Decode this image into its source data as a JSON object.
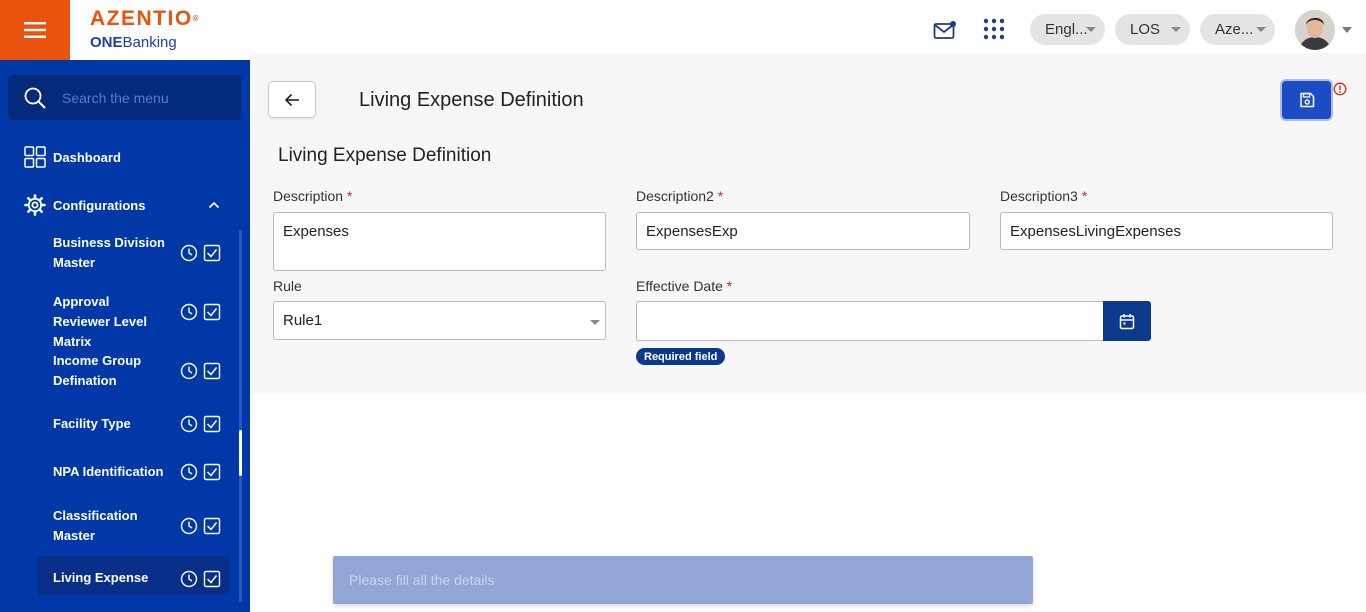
{
  "header": {
    "logo": {
      "brand": "AZENTIO",
      "product_bold": "ONE",
      "product_rest": "Banking"
    },
    "language": "Engl...",
    "module": "LOS",
    "organization": "Aze..."
  },
  "sidebar": {
    "search_placeholder": "Search the menu",
    "dashboard": "Dashboard",
    "configurations": "Configurations",
    "items": [
      {
        "label": "Business Division Master"
      },
      {
        "label": "Approval Reviewer Level Matrix"
      },
      {
        "label": "Income Group Defination"
      },
      {
        "label": "Facility Type"
      },
      {
        "label": "NPA Identification"
      },
      {
        "label": "Classification Master"
      },
      {
        "label": "Living Expense",
        "active": true
      }
    ]
  },
  "page": {
    "title": "Living Expense Definition",
    "form_title": "Living Expense Definition",
    "required_mark": "*"
  },
  "form": {
    "description": {
      "label": "Description",
      "value": "Expenses"
    },
    "description2": {
      "label": "Description2",
      "value": "ExpensesExp"
    },
    "description3": {
      "label": "Description3",
      "value": "ExpensesLivingExpenses"
    },
    "rule": {
      "label": "Rule",
      "value": "Rule1"
    },
    "effective_date": {
      "label": "Effective Date",
      "value": "",
      "error": "Required field"
    }
  },
  "toast": {
    "message": "Please fill all the details"
  },
  "colors": {
    "brand_orange": "#e8530e",
    "sidebar_blue": "#0038a8",
    "primary_button": "#1c4cc4",
    "required_red": "#d9251d"
  }
}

_EXERCISE INSTRUCTIONS_
Pictures are to be left out; repeat all the remaining data exactly.

_COMPLETE RESPONSE_
Decode this image into its source data as a JSON object.
{
  "header": {
    "logo": {
      "brand": "AZENTIO",
      "product_bold": "ONE",
      "product_rest": "Banking"
    },
    "language": "Engl...",
    "module": "LOS",
    "organization": "Aze..."
  },
  "sidebar": {
    "search_placeholder": "Search the menu",
    "dashboard": "Dashboard",
    "configurations": "Configurations",
    "items": [
      {
        "label": "Business Division Master"
      },
      {
        "label": "Approval Reviewer Level Matrix"
      },
      {
        "label": "Income Group Defination"
      },
      {
        "label": "Facility Type"
      },
      {
        "label": "NPA Identification"
      },
      {
        "label": "Classification Master"
      },
      {
        "label": "Living Expense",
        "active": true
      }
    ]
  },
  "page": {
    "title": "Living Expense Definition",
    "form_title": "Living Expense Definition",
    "required_mark": "*"
  },
  "form": {
    "description": {
      "label": "Description",
      "value": "Expenses"
    },
    "description2": {
      "label": "Description2",
      "value": "ExpensesExp"
    },
    "description3": {
      "label": "Description3",
      "value": "ExpensesLivingExpenses"
    },
    "rule": {
      "label": "Rule",
      "value": "Rule1"
    },
    "effective_date": {
      "label": "Effective Date",
      "value": "",
      "error": "Required field"
    }
  },
  "toast": {
    "message": "Please fill all the details"
  },
  "colors": {
    "brand_orange": "#e8530e",
    "sidebar_blue": "#0038a8",
    "primary_button": "#1c4cc4",
    "required_red": "#d9251d"
  }
}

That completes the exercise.